DATASET RECORDS:
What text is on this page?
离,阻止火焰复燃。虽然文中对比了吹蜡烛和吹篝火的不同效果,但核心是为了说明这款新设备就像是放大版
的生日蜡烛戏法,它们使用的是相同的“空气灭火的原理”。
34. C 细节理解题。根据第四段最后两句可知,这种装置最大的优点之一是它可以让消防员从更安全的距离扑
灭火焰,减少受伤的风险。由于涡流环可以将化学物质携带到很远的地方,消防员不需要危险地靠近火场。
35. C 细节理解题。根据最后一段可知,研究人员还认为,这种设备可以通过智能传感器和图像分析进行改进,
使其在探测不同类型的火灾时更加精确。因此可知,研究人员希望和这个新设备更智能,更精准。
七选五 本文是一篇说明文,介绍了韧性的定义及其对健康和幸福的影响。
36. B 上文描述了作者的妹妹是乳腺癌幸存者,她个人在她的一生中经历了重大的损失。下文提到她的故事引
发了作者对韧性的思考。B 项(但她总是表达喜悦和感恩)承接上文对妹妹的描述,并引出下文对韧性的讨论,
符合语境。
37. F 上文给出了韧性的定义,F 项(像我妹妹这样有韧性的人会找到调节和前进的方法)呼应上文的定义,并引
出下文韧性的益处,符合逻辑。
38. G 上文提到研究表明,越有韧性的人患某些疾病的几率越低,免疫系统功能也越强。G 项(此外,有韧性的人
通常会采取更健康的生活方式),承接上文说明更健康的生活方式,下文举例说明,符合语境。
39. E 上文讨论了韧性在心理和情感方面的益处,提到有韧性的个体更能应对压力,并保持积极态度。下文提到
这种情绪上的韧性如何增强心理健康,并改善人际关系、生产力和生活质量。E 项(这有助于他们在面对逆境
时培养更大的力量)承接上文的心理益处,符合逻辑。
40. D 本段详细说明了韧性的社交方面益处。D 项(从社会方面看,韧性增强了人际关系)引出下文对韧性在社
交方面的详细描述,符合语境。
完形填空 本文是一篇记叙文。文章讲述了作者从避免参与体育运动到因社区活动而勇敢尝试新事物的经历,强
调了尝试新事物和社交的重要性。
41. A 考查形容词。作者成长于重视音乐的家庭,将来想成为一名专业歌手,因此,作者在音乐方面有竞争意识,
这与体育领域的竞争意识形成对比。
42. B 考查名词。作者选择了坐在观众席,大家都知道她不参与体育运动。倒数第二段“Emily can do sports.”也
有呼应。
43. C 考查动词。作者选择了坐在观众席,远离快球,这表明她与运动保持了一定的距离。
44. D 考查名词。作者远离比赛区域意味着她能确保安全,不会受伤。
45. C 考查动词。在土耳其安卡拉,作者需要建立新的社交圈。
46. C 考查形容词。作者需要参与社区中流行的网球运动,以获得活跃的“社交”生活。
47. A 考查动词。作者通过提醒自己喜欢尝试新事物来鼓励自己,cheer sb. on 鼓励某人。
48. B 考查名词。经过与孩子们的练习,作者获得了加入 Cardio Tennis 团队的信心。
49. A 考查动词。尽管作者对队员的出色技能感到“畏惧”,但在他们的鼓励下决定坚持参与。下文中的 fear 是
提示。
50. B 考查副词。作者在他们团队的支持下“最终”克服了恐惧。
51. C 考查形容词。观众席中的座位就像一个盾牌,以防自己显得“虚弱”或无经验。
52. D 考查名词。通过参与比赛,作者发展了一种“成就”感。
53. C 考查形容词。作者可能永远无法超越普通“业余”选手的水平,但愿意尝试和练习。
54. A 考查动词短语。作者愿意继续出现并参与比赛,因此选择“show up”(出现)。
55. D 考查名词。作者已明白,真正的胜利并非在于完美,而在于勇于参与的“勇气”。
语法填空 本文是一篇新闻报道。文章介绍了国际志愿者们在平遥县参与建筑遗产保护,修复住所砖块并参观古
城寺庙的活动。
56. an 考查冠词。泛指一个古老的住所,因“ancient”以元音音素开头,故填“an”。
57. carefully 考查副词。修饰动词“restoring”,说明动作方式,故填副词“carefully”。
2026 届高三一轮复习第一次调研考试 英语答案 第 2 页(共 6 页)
...
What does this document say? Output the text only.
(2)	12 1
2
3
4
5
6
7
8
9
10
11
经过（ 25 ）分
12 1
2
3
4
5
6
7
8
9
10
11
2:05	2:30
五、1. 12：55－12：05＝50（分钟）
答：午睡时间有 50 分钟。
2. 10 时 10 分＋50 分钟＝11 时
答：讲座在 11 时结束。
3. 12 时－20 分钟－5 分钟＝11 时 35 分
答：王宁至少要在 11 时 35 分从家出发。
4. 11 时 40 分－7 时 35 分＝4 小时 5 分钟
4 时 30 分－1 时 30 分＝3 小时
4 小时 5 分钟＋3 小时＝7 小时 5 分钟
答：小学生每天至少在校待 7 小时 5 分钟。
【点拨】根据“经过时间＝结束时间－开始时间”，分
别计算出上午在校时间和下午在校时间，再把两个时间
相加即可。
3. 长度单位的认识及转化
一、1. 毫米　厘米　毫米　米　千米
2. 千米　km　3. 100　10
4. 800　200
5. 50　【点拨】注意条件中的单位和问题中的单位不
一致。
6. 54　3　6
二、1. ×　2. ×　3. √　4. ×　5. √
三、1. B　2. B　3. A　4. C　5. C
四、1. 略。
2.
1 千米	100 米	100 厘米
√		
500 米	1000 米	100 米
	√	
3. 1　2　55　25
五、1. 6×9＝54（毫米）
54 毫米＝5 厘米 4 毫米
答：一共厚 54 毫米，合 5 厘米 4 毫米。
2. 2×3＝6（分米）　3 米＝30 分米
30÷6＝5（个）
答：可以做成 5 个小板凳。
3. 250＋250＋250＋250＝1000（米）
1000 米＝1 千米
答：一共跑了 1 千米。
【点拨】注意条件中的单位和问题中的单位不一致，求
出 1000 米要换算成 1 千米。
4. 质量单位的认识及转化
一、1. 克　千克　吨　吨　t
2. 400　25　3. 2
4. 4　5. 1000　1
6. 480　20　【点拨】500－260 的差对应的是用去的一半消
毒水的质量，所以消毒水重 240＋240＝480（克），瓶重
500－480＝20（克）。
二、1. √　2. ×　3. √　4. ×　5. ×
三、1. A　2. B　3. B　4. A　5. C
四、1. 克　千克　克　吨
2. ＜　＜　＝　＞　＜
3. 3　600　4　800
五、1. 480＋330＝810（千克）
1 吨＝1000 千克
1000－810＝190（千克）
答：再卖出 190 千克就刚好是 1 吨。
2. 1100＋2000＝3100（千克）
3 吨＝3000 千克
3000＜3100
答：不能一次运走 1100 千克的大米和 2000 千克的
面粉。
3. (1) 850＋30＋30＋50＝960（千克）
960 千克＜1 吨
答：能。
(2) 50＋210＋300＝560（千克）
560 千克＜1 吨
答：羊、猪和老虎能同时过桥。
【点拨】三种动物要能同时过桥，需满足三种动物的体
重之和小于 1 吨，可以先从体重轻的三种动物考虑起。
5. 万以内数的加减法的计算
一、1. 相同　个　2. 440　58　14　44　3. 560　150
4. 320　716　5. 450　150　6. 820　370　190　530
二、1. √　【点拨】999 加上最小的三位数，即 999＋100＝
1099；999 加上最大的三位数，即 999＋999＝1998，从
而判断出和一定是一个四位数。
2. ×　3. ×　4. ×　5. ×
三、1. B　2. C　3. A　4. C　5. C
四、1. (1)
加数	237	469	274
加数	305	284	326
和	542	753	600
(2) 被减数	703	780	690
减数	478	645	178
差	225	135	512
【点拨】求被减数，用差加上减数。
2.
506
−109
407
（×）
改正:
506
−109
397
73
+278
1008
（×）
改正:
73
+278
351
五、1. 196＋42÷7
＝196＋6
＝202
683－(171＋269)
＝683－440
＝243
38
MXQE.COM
* * *
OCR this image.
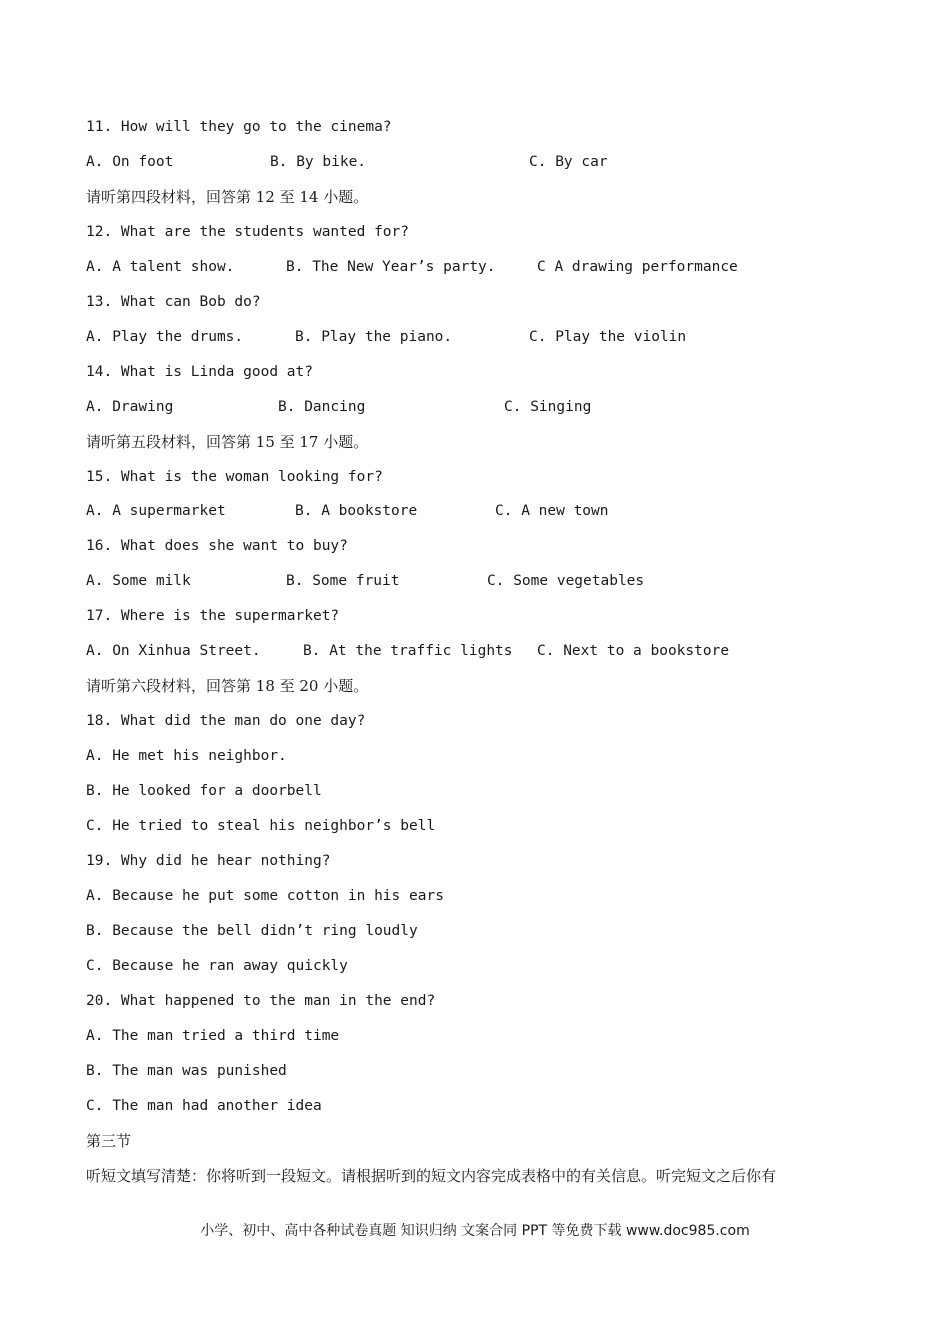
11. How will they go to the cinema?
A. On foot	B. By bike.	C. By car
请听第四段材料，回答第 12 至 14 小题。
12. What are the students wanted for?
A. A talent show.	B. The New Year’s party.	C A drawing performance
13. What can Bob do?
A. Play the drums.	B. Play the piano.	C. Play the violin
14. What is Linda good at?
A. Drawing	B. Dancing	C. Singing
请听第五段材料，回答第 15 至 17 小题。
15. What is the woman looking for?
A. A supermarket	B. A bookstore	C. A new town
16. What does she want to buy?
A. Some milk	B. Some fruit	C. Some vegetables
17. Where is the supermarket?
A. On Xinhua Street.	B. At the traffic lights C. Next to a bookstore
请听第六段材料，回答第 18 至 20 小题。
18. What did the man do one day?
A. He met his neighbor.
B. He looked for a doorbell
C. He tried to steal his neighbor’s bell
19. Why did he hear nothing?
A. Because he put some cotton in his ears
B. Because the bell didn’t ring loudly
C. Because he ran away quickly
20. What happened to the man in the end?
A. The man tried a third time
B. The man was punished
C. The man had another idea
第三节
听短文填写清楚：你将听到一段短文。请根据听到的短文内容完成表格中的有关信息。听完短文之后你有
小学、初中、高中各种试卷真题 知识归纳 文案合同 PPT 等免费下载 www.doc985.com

WHAT YOU SHOULD DO:
Search the entries for "符合逻辑" and copy out each line that has it.

SOLVED PROBLEM:
出下文韧性的益处,符合逻辑。
时培养更大的力量)承接上文的心理益处,符合逻辑。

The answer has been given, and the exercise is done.